[Collected data]
========================

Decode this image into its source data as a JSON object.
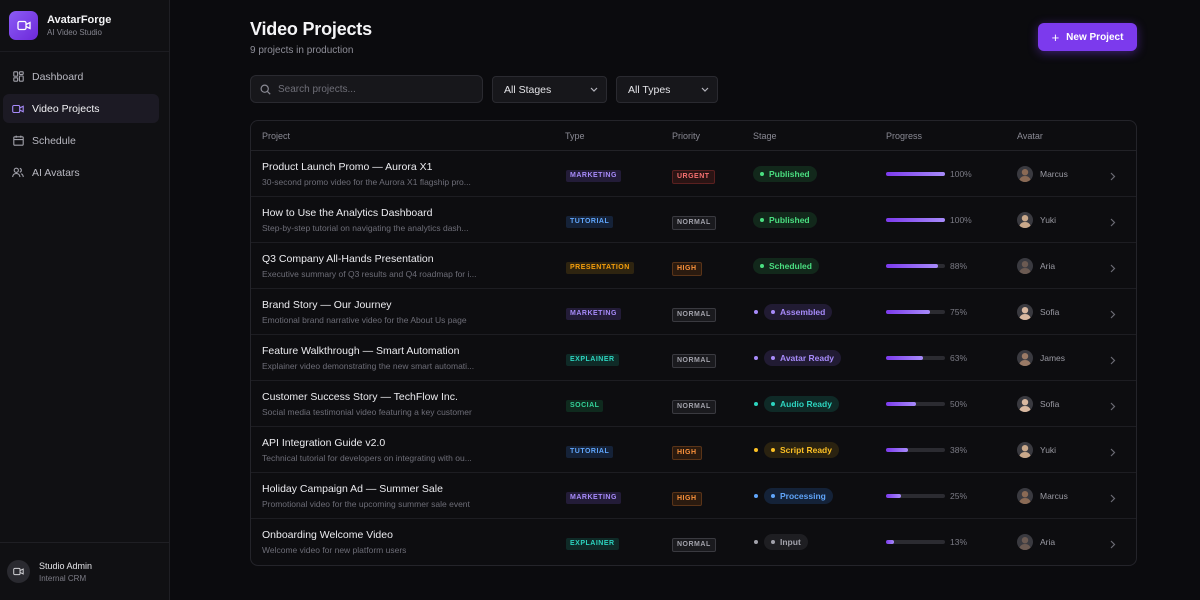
{
  "app": {
    "name": "AvatarForge",
    "subtitle": "AI Video Studio"
  },
  "sidebar": {
    "items": [
      {
        "label": "Dashboard",
        "icon": "grid-icon",
        "active": false
      },
      {
        "label": "Video Projects",
        "icon": "video-icon",
        "active": true
      },
      {
        "label": "Schedule",
        "icon": "calendar-icon",
        "active": false
      },
      {
        "label": "AI Avatars",
        "icon": "users-icon",
        "active": false
      }
    ],
    "footer": {
      "name": "Studio Admin",
      "role": "Internal CRM",
      "icon": "video-icon"
    }
  },
  "header": {
    "title": "Video Projects",
    "subtitle": "9 projects in production",
    "new_button": "New Project"
  },
  "filters": {
    "search_placeholder": "Search projects...",
    "stage_selected": "All Stages",
    "type_selected": "All Types"
  },
  "table": {
    "columns": [
      "Project",
      "Type",
      "Priority",
      "Stage",
      "Progress",
      "Avatar"
    ],
    "rows": [
      {
        "title": "Product Launch Promo — Aurora X1",
        "desc": "30-second promo video for the Aurora X1 flagship pro...",
        "type": "MARKETING",
        "priority": "URGENT",
        "stage": "Published",
        "stage_dot": false,
        "progress": 100,
        "progress_label": "100%",
        "avatar": "Marcus"
      },
      {
        "title": "How to Use the Analytics Dashboard",
        "desc": "Step-by-step tutorial on navigating the analytics dash...",
        "type": "TUTORIAL",
        "priority": "NORMAL",
        "stage": "Published",
        "stage_dot": false,
        "progress": 100,
        "progress_label": "100%",
        "avatar": "Yuki"
      },
      {
        "title": "Q3 Company All-Hands Presentation",
        "desc": "Executive summary of Q3 results and Q4 roadmap for i...",
        "type": "PRESENTATION",
        "priority": "HIGH",
        "stage": "Scheduled",
        "stage_dot": false,
        "progress": 88,
        "progress_label": "88%",
        "avatar": "Aria"
      },
      {
        "title": "Brand Story — Our Journey",
        "desc": "Emotional brand narrative video for the About Us page",
        "type": "MARKETING",
        "priority": "NORMAL",
        "stage": "Assembled",
        "stage_dot": true,
        "progress": 75,
        "progress_label": "75%",
        "avatar": "Sofia"
      },
      {
        "title": "Feature Walkthrough — Smart Automation",
        "desc": "Explainer video demonstrating the new smart automati...",
        "type": "EXPLAINER",
        "priority": "NORMAL",
        "stage": "Avatar Ready",
        "stage_dot": true,
        "progress": 63,
        "progress_label": "63%",
        "avatar": "James"
      },
      {
        "title": "Customer Success Story — TechFlow Inc.",
        "desc": "Social media testimonial video featuring a key customer",
        "type": "SOCIAL",
        "priority": "NORMAL",
        "stage": "Audio Ready",
        "stage_dot": true,
        "progress": 50,
        "progress_label": "50%",
        "avatar": "Sofia"
      },
      {
        "title": "API Integration Guide v2.0",
        "desc": "Technical tutorial for developers on integrating with ou...",
        "type": "TUTORIAL",
        "priority": "HIGH",
        "stage": "Script Ready",
        "stage_dot": true,
        "progress": 38,
        "progress_label": "38%",
        "avatar": "Yuki"
      },
      {
        "title": "Holiday Campaign Ad — Summer Sale",
        "desc": "Promotional video for the upcoming summer sale event",
        "type": "MARKETING",
        "priority": "HIGH",
        "stage": "Processing",
        "stage_dot": true,
        "progress": 25,
        "progress_label": "25%",
        "avatar": "Marcus"
      },
      {
        "title": "Onboarding Welcome Video",
        "desc": "Welcome video for new platform users",
        "type": "EXPLAINER",
        "priority": "NORMAL",
        "stage": "Input",
        "stage_dot": true,
        "progress": 13,
        "progress_label": "13%",
        "avatar": "Aria"
      }
    ]
  },
  "colors": {
    "accent": "#7c3aed",
    "type": {
      "MARKETING": {
        "fg": "#a78bfa",
        "bg": "#231c38"
      },
      "TUTORIAL": {
        "fg": "#60a5fa",
        "bg": "#152238"
      },
      "PRESENTATION": {
        "fg": "#f59e0b",
        "bg": "#2e2410"
      },
      "EXPLAINER": {
        "fg": "#2dd4bf",
        "bg": "#0f2a27"
      },
      "SOCIAL": {
        "fg": "#34d399",
        "bg": "#0f2a1e"
      }
    },
    "priority": {
      "URGENT": {
        "fg": "#f87171",
        "bg": "#2a1414",
        "border": "#5a2020"
      },
      "HIGH": {
        "fg": "#fb923c",
        "bg": "#2a1a0f",
        "border": "#5a3418"
      },
      "NORMAL": {
        "fg": "#a1a1aa",
        "bg": "#1a1a1e",
        "border": "#3a3a40"
      }
    },
    "stage": {
      "Published": {
        "fg": "#4ade80",
        "bg": "#12281b",
        "dot": "#4ade80"
      },
      "Scheduled": {
        "fg": "#4ade80",
        "bg": "#12281b",
        "dot": "#4ade80"
      },
      "Assembled": {
        "fg": "#a78bfa",
        "bg": "#211b33",
        "dot": "#a78bfa"
      },
      "Avatar Ready": {
        "fg": "#a78bfa",
        "bg": "#211b33",
        "dot": "#a78bfa"
      },
      "Audio Ready": {
        "fg": "#2dd4bf",
        "bg": "#0f2a27",
        "dot": "#2dd4bf"
      },
      "Script Ready": {
        "fg": "#fbbf24",
        "bg": "#2a2210",
        "dot": "#fbbf24"
      },
      "Processing": {
        "fg": "#60a5fa",
        "bg": "#142238",
        "dot": "#60a5fa"
      },
      "Input": {
        "fg": "#a1a1aa",
        "bg": "#1e1e22",
        "dot": "#a1a1aa"
      }
    },
    "avatar": {
      "Marcus": "#8a6a55",
      "Yuki": "#c9a88a",
      "Aria": "#6b5a52",
      "Sofia": "#d9b8a0",
      "James": "#9a7a66"
    }
  }
}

========================

Show each line of the data that contains the string "Welcome".

        "title": "Onboarding Welcome Video",
        "desc": "Welcome video for new platform users",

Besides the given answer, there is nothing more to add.